**Problem details**: In the entries, find all lines that hold the word "subtitle" and copy them.

[Figure record extracts]
※ ※ ※
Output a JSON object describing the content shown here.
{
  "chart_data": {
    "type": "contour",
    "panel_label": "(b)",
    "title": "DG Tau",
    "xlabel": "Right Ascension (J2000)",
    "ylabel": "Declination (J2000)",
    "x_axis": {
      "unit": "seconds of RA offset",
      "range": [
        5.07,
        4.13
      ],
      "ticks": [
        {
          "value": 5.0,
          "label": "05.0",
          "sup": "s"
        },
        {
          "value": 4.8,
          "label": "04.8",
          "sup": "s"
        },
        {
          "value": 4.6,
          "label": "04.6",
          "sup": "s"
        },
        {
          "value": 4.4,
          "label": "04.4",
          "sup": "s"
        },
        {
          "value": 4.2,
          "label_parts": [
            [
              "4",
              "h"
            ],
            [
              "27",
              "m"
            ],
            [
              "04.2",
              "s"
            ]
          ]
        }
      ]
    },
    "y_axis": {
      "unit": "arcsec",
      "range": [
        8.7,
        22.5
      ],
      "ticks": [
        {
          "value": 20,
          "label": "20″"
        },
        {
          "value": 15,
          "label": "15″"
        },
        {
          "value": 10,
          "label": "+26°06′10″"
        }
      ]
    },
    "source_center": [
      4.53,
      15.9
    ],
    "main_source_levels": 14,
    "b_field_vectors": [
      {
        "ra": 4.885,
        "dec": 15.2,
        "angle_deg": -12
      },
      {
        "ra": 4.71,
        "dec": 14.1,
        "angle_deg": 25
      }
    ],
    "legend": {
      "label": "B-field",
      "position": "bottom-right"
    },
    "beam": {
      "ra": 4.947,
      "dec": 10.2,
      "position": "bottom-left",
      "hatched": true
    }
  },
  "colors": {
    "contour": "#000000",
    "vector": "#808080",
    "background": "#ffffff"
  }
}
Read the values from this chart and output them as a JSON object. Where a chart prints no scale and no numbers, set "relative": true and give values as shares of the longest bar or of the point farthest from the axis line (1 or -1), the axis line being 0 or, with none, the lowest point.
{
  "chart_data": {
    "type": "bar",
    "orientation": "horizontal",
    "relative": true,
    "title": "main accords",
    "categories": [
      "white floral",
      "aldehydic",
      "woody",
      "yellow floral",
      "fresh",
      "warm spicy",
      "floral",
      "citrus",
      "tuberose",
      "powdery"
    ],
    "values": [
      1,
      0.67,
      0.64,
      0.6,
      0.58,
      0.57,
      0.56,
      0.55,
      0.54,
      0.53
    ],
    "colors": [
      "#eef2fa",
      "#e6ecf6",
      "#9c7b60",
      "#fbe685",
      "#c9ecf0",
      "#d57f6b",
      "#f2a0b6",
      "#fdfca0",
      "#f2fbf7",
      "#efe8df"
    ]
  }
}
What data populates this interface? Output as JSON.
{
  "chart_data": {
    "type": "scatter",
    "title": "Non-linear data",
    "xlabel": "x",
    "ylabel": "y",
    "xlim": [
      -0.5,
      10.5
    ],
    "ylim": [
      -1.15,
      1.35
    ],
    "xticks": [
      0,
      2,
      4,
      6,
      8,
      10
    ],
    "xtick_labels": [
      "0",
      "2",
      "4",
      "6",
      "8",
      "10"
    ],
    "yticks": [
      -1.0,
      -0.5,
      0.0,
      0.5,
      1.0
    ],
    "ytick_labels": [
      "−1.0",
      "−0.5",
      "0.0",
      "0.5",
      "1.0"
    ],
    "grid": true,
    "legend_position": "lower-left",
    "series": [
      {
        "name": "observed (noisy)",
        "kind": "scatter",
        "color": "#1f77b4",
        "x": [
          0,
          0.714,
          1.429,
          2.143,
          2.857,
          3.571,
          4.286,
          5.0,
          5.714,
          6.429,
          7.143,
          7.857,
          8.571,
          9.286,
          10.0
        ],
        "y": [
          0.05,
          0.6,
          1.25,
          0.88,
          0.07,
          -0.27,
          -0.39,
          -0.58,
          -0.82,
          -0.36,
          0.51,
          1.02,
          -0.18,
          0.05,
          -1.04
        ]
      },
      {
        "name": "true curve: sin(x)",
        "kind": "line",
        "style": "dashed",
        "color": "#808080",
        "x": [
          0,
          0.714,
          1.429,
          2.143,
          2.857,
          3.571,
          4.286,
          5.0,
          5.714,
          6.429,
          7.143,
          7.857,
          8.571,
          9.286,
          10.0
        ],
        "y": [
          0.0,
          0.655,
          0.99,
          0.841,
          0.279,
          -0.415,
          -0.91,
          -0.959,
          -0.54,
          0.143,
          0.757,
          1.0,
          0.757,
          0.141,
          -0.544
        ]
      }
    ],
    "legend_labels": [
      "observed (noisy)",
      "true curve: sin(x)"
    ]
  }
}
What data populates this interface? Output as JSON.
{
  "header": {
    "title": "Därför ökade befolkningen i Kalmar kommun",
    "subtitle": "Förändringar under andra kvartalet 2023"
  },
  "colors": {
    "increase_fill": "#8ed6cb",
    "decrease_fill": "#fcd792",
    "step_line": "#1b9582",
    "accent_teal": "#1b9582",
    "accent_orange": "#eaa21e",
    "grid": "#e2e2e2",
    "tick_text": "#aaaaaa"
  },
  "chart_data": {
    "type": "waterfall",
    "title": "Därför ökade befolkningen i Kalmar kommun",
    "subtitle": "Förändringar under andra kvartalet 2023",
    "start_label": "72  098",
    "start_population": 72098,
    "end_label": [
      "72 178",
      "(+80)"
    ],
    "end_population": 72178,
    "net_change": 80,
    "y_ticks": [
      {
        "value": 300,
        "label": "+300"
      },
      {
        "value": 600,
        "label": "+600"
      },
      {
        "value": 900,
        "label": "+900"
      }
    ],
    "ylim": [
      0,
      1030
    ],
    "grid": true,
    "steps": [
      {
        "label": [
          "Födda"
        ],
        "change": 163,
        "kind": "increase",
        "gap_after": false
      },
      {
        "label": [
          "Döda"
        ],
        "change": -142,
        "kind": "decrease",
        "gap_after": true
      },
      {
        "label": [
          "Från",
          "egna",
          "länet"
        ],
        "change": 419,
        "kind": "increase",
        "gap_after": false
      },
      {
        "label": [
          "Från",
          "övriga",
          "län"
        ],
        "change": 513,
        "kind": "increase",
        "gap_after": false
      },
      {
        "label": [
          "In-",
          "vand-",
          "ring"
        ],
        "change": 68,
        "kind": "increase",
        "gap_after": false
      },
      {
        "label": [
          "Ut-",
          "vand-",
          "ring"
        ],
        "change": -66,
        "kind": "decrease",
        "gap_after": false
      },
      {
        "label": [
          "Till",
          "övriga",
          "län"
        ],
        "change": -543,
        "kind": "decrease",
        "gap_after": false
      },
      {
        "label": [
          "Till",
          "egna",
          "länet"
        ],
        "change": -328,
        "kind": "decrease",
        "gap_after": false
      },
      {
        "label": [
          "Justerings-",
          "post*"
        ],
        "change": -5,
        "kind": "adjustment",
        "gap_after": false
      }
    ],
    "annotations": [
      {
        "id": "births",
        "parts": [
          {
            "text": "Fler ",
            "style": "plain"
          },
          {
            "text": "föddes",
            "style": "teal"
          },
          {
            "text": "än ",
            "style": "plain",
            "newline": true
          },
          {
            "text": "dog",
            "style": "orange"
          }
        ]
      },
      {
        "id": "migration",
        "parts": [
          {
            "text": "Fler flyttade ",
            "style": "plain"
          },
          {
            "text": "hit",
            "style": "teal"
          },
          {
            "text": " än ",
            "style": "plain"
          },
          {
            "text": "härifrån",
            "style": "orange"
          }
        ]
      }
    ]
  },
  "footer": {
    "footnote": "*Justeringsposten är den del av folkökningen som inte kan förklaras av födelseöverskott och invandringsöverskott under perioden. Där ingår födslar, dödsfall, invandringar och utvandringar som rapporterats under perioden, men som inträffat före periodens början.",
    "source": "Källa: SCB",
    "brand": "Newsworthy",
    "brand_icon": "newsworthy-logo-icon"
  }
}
※ ※ ※
**The completed task**:
    "subtitle": "Förändringar under andra kvartalet 2023"
    "subtitle": "Förändringar under andra kvartalet 2023",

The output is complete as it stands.